▶ **ENTRIES SUPPLIED**:
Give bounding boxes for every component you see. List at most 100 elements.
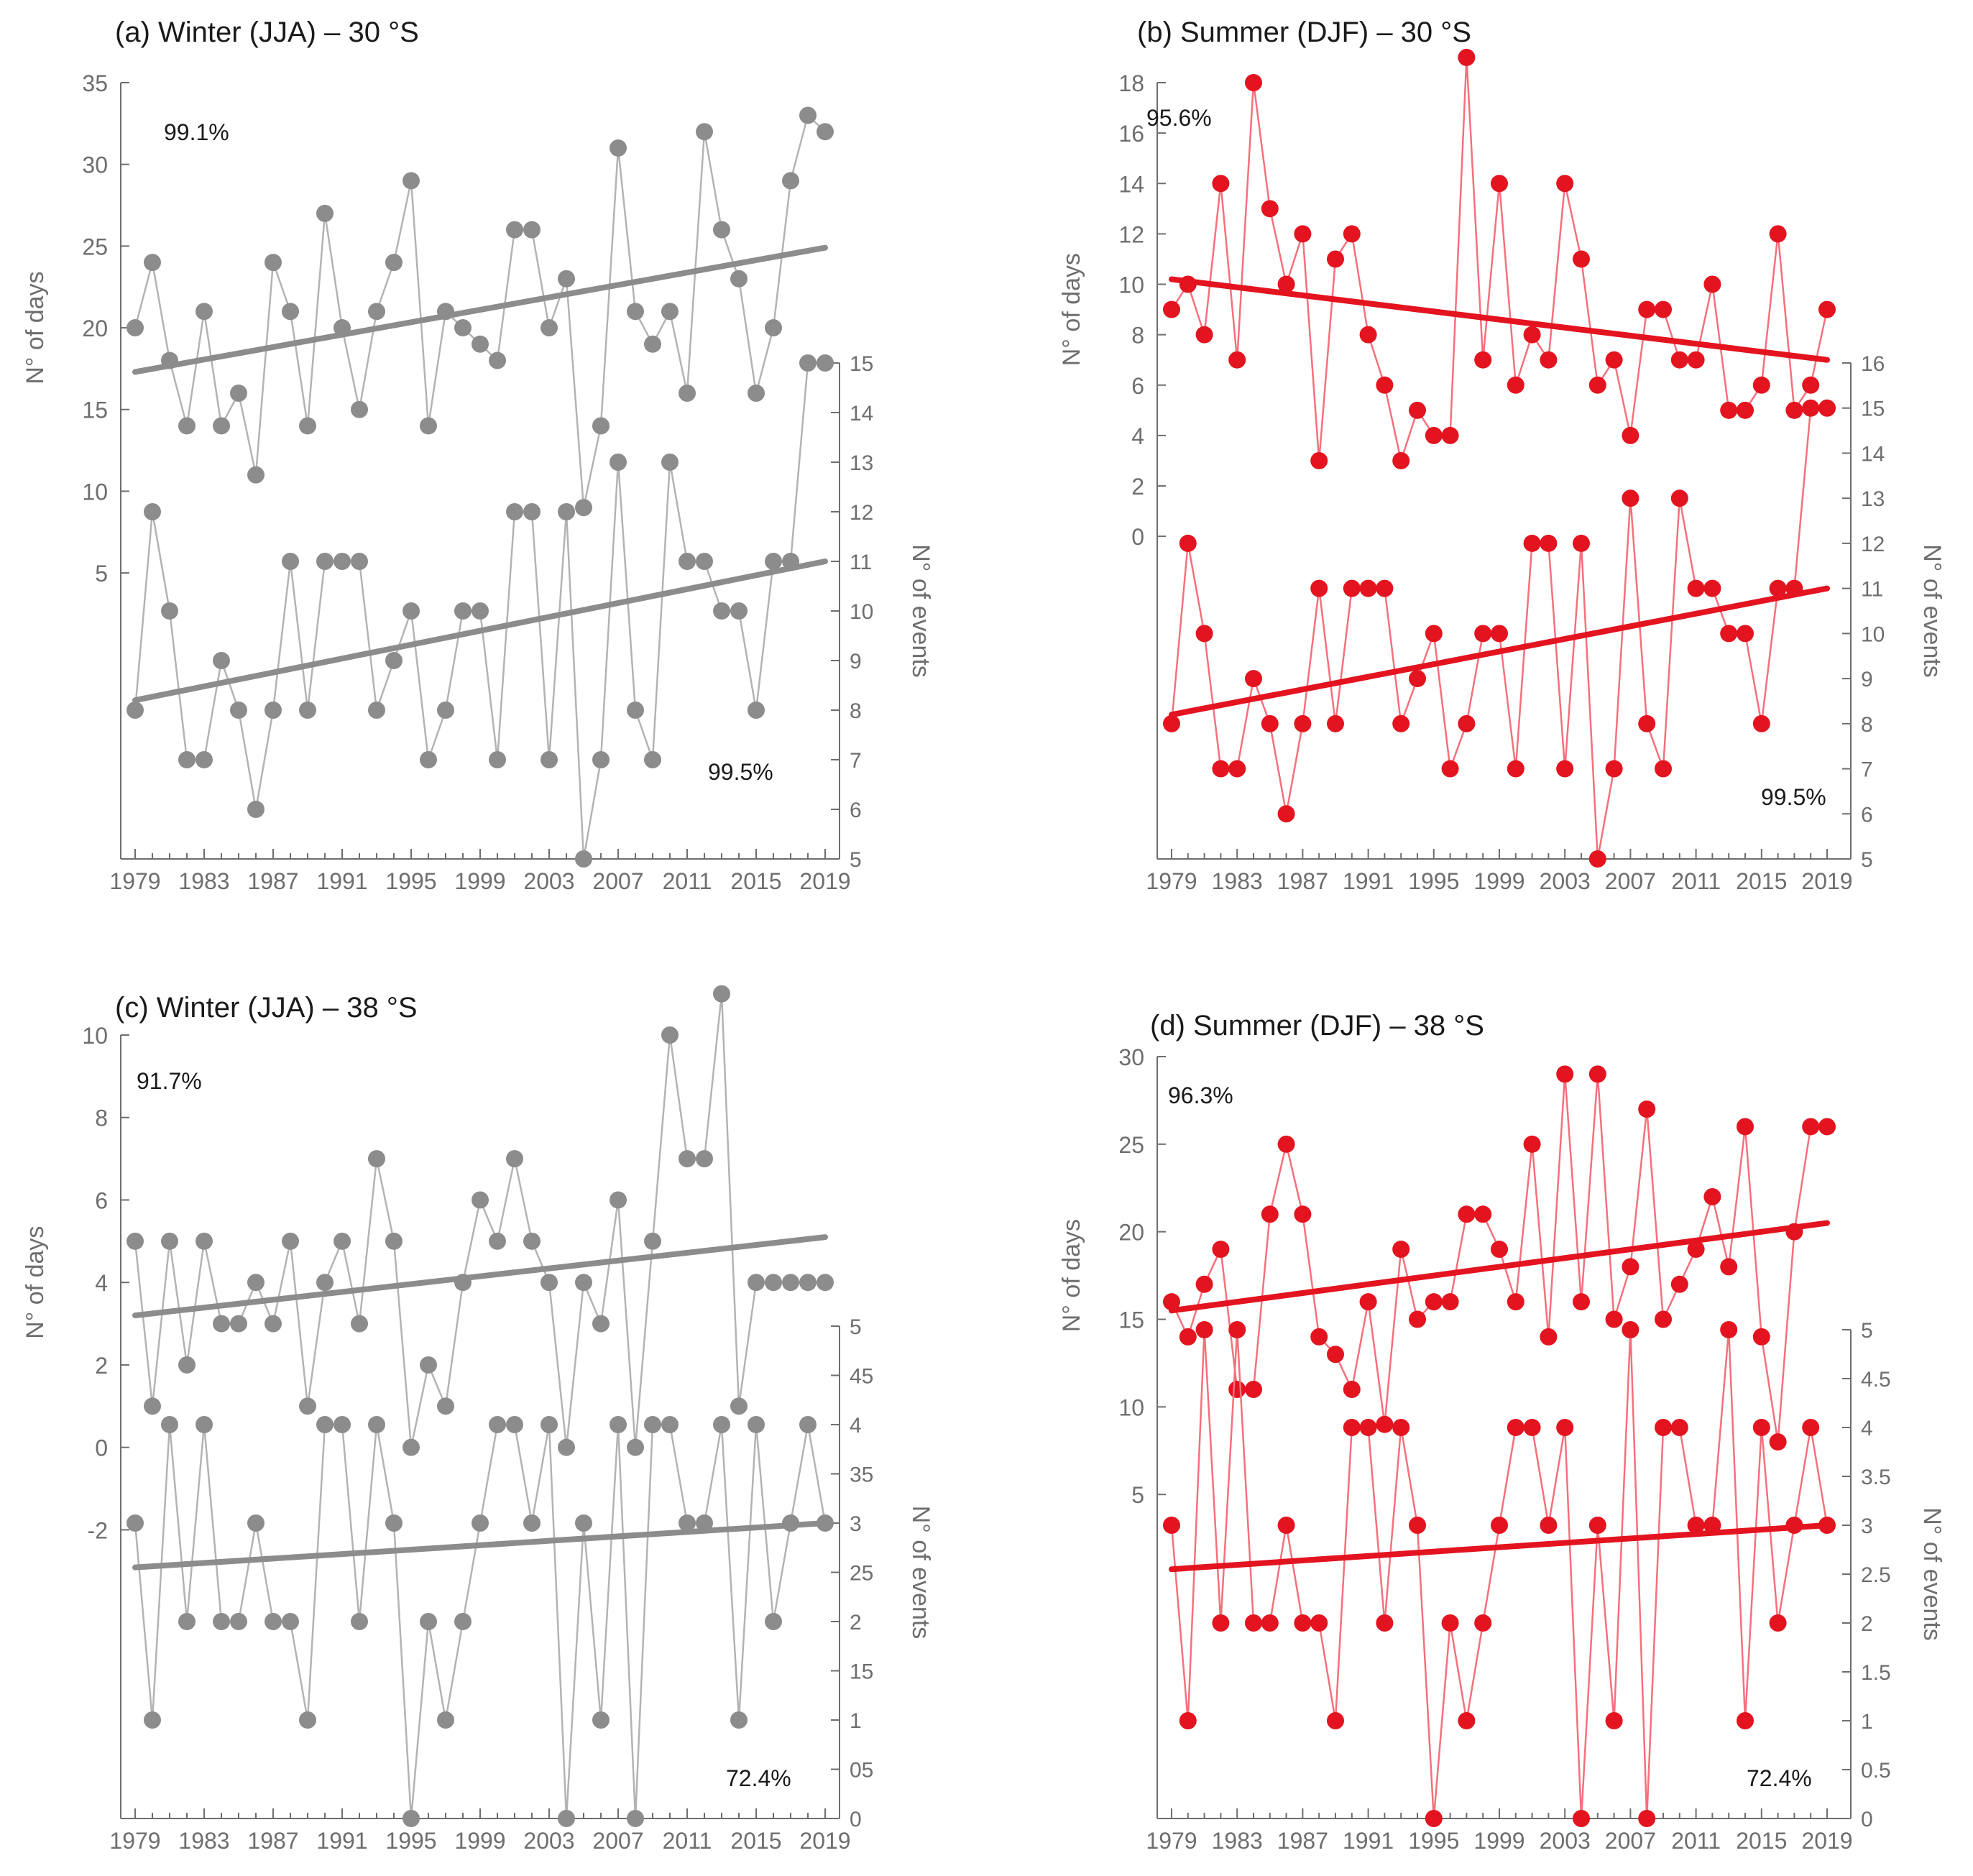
data-point-days bbox=[1195, 1275, 1213, 1293]
data-point-days bbox=[265, 1315, 282, 1333]
data-point-events bbox=[299, 1711, 316, 1729]
data-point-days bbox=[1441, 1293, 1459, 1311]
data-point-days bbox=[696, 123, 713, 141]
data-point-days bbox=[161, 351, 178, 369]
data-point-days bbox=[1163, 300, 1180, 318]
x-axis-tick-label: 1999 bbox=[1473, 1828, 1524, 1854]
data-point-events bbox=[213, 1613, 230, 1630]
data-point-days bbox=[1376, 1415, 1394, 1433]
data-point-days bbox=[679, 1150, 696, 1168]
data-point-events bbox=[1556, 760, 1574, 778]
data-point-events bbox=[420, 1613, 437, 1630]
data-point-days bbox=[144, 1397, 161, 1415]
data-point-days bbox=[541, 1274, 558, 1292]
data-point-events bbox=[282, 1613, 299, 1630]
left-axis-tick-label: 12 bbox=[1118, 221, 1144, 247]
x-axis-tick-label: 1983 bbox=[178, 1828, 229, 1854]
data-point-days bbox=[1802, 1118, 1820, 1136]
data-point-days bbox=[1474, 351, 1492, 369]
data-point-days bbox=[523, 221, 541, 239]
data-point-events bbox=[1261, 1614, 1279, 1632]
data-point-events bbox=[472, 1514, 489, 1532]
data-point-days bbox=[265, 254, 282, 272]
right-axis-tick-label: 11 bbox=[850, 551, 872, 574]
left-axis-tick-label: 8 bbox=[1131, 323, 1144, 349]
right-axis-tick-label: 7 bbox=[850, 749, 862, 773]
left-axis-label: N° of days bbox=[22, 271, 49, 384]
trend-line-events bbox=[132, 558, 828, 704]
data-point-events bbox=[1409, 670, 1426, 688]
data-point-days bbox=[334, 319, 351, 337]
data-point-events bbox=[1392, 714, 1410, 732]
data-point-events bbox=[1228, 760, 1246, 778]
data-point-days bbox=[1573, 250, 1590, 268]
data-point-events bbox=[627, 1810, 644, 1827]
data-point-events bbox=[610, 1416, 627, 1433]
x-axis-tick-label: 1979 bbox=[109, 868, 160, 894]
data-point-events bbox=[472, 602, 489, 620]
data-point-days bbox=[1638, 300, 1656, 318]
data-point-days bbox=[1556, 175, 1574, 193]
data-point-days bbox=[506, 221, 523, 239]
left-axis-tick-label: 25 bbox=[1118, 1132, 1144, 1158]
data-point-days bbox=[196, 1232, 213, 1250]
data-point-events bbox=[696, 553, 713, 570]
data-point-events bbox=[730, 602, 748, 620]
data-point-days bbox=[627, 1438, 644, 1456]
significance-annotation: 99.5% bbox=[1761, 784, 1826, 810]
data-point-days bbox=[489, 1232, 506, 1250]
data-point-events bbox=[1818, 399, 1836, 417]
left-axis-tick-label: 2 bbox=[1131, 474, 1144, 500]
right-axis-tick-label: 5 bbox=[850, 1315, 862, 1339]
panel-b-summer-30s: (b) Summer (DJF) – 30 °S 0 2 4 6 8 10 12 14 16 18 N… bbox=[1058, 17, 1946, 894]
data-point-days bbox=[385, 1232, 403, 1250]
data-point-days bbox=[558, 1438, 575, 1456]
x-axis-tick-label: 2007 bbox=[1605, 868, 1656, 894]
data-point-events bbox=[1212, 760, 1230, 778]
right-axis-tick-label: 15 bbox=[850, 352, 873, 376]
data-point-days bbox=[1425, 426, 1443, 444]
data-point-events bbox=[627, 702, 644, 719]
data-point-days bbox=[316, 204, 334, 222]
data-point-events bbox=[782, 1514, 799, 1532]
data-point-events bbox=[1163, 714, 1180, 732]
data-point-events bbox=[316, 1416, 334, 1433]
data-point-events bbox=[403, 602, 420, 620]
data-point-events bbox=[161, 1416, 178, 1433]
x-axis-tick-label: 2015 bbox=[1736, 868, 1787, 894]
x-axis-tick-label: 2011 bbox=[663, 868, 712, 894]
data-point-days bbox=[610, 139, 627, 157]
data-point-days bbox=[1785, 401, 1803, 419]
data-point-days bbox=[1458, 48, 1476, 66]
data-point-days bbox=[1327, 250, 1344, 268]
data-point-events bbox=[1655, 760, 1672, 778]
data-point-events bbox=[1343, 1419, 1361, 1436]
data-point-days bbox=[1605, 1310, 1623, 1328]
data-point-events bbox=[1523, 534, 1541, 552]
left-axis-tick-label: 10 bbox=[1118, 1394, 1144, 1420]
data-point-events bbox=[144, 503, 161, 520]
data-point-events bbox=[161, 602, 178, 620]
x-axis-tick-label: 2019 bbox=[799, 868, 850, 894]
data-point-events bbox=[334, 553, 351, 570]
data-point-events bbox=[368, 1416, 385, 1433]
data-point-events bbox=[523, 503, 541, 520]
data-point-days bbox=[1212, 1241, 1230, 1259]
data-point-events bbox=[1737, 625, 1754, 643]
x-axis-tick-label: 2019 bbox=[1801, 1828, 1852, 1854]
chart-title: (d) Summer (DJF) – 38 °S bbox=[1150, 1010, 1484, 1042]
chart-title: (a) Winter (JJA) – 30 °S bbox=[115, 17, 419, 48]
data-point-events bbox=[1310, 1614, 1328, 1632]
data-point-events bbox=[506, 1416, 523, 1433]
right-axis-label: N° of events bbox=[907, 544, 934, 678]
data-point-days bbox=[1277, 1135, 1295, 1153]
data-point-events bbox=[1359, 1419, 1377, 1436]
data-point-days bbox=[748, 1274, 765, 1292]
right-axis-tick-label: 1 bbox=[850, 1709, 862, 1733]
right-axis-tick-label: 0 bbox=[850, 1808, 862, 1831]
left-axis-tick-label: 6 bbox=[95, 1187, 108, 1213]
data-point-days bbox=[282, 1232, 299, 1250]
data-point-days bbox=[247, 1274, 265, 1292]
left-axis-label: N° of days bbox=[1058, 1219, 1085, 1332]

▶ **EXERCISE DESCRIPTION**:
Copy out the entries verbatim, from the line containing "data-point-days bbox=[1195, 1275, 1213, 1293]" through the line containing "data-point-days bbox=[523, 221, 541, 239]".

▶ **WRITTEN SOLUTION**:
data-point-days bbox=[1195, 1275, 1213, 1293]
data-point-days bbox=[265, 1315, 282, 1333]
data-point-events bbox=[299, 1711, 316, 1729]
data-point-days bbox=[1441, 1293, 1459, 1311]
data-point-days bbox=[696, 123, 713, 141]
data-point-days bbox=[161, 351, 178, 369]
data-point-days bbox=[1163, 300, 1180, 318]
x-axis-tick-label: 1999 bbox=[1473, 1828, 1524, 1854]
data-point-events bbox=[213, 1613, 230, 1630]
data-point-days bbox=[1376, 1415, 1394, 1433]
data-point-days bbox=[679, 1150, 696, 1168]
data-point-events bbox=[1556, 760, 1574, 778]
data-point-events bbox=[420, 1613, 437, 1630]
data-point-days bbox=[144, 1397, 161, 1415]
data-point-days bbox=[541, 1274, 558, 1292]
data-point-events bbox=[282, 1613, 299, 1630]
left-axis-tick-label: 12 bbox=[1118, 221, 1144, 247]
x-axis-tick-label: 1983 bbox=[178, 1828, 229, 1854]
data-point-days bbox=[1802, 1118, 1820, 1136]
data-point-days bbox=[1474, 351, 1492, 369]
data-point-days bbox=[523, 221, 541, 239]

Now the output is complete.